▶ _OBJECTIVE_:
Check each line of the listing below for the string "this", and copy the ones that have it.

▶ _SOURCE RECORDS_:
——————————

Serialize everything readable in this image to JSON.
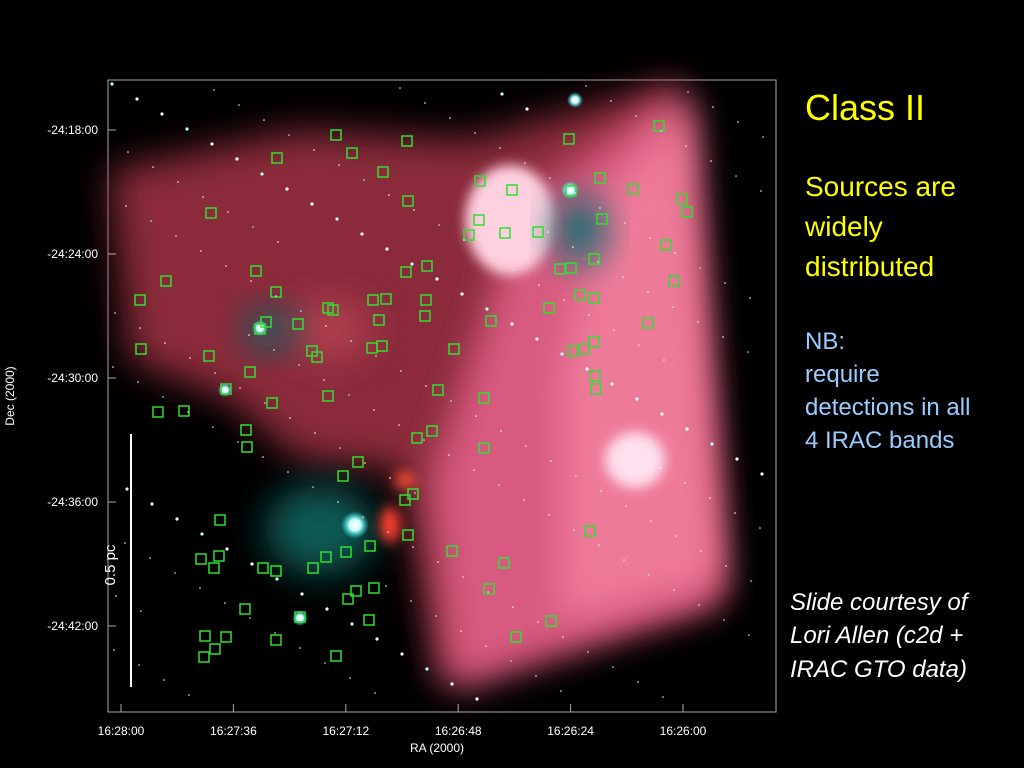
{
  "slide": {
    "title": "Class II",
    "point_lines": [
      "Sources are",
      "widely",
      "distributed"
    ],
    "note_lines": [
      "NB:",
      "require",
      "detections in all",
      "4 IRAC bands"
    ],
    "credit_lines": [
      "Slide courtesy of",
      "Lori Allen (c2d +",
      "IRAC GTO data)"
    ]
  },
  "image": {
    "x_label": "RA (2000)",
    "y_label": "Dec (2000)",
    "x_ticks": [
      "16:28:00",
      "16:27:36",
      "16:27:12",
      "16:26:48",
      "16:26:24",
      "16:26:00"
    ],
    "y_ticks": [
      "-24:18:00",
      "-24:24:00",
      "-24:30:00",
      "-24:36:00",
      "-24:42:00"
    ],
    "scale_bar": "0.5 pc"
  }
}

——————————

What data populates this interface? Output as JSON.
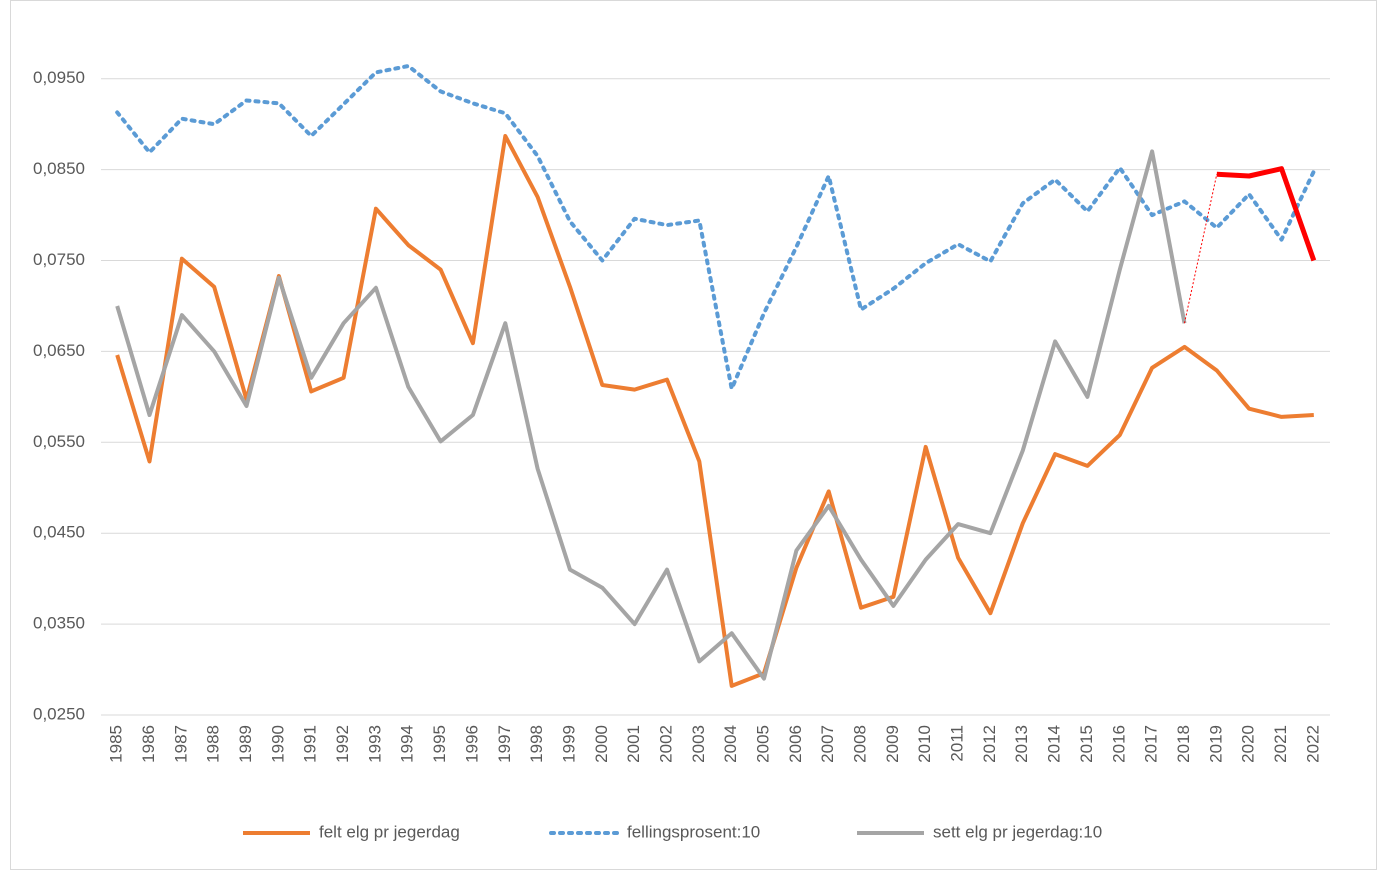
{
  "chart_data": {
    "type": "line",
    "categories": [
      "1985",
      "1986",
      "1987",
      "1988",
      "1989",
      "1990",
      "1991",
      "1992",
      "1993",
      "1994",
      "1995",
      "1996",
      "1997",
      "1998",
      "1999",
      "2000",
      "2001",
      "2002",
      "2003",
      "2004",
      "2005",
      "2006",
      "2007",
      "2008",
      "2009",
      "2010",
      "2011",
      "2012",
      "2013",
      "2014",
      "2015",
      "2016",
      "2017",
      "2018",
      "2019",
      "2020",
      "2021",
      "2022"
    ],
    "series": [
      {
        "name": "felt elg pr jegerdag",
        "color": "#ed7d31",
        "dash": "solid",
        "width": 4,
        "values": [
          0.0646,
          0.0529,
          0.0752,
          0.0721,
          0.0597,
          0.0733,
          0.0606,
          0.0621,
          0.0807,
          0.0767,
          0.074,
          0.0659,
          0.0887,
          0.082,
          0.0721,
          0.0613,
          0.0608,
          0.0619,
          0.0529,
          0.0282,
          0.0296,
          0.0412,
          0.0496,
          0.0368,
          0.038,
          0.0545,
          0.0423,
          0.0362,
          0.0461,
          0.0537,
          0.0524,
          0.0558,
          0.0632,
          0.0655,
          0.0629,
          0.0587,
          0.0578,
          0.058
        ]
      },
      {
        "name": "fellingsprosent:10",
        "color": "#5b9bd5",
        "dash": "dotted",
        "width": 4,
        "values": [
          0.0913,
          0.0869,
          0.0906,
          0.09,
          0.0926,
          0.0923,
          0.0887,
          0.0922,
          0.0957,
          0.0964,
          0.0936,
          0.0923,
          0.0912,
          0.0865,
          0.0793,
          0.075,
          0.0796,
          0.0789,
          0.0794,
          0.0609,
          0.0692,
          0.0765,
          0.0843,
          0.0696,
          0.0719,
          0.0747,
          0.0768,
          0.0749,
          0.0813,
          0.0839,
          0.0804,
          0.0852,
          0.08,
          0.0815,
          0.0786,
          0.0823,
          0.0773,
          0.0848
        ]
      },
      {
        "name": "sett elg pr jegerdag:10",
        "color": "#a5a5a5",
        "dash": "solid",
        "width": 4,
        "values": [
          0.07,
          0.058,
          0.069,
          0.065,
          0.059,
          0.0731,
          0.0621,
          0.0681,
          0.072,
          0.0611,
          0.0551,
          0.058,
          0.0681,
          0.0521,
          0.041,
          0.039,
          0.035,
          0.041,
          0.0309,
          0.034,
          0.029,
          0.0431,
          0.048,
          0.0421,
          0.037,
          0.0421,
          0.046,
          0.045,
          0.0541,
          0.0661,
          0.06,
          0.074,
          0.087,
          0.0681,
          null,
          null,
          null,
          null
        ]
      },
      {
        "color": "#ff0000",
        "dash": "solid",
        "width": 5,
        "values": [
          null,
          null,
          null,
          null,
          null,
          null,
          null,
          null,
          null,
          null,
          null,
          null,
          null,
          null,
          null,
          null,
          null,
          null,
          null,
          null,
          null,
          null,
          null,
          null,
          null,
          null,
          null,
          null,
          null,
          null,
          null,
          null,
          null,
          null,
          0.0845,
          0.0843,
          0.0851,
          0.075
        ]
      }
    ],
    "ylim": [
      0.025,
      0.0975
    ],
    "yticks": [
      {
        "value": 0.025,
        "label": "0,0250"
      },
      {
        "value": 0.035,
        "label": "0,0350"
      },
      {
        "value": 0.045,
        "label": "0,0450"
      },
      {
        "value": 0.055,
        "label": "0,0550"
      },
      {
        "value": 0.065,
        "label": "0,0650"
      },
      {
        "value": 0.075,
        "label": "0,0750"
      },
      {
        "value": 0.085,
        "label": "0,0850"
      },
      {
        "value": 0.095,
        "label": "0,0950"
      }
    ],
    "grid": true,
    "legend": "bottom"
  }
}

——————————

▶ _COMPLETE OUTPUT_:
Serialize everything readable in this image to JSON.
What data populates this interface? Output as JSON.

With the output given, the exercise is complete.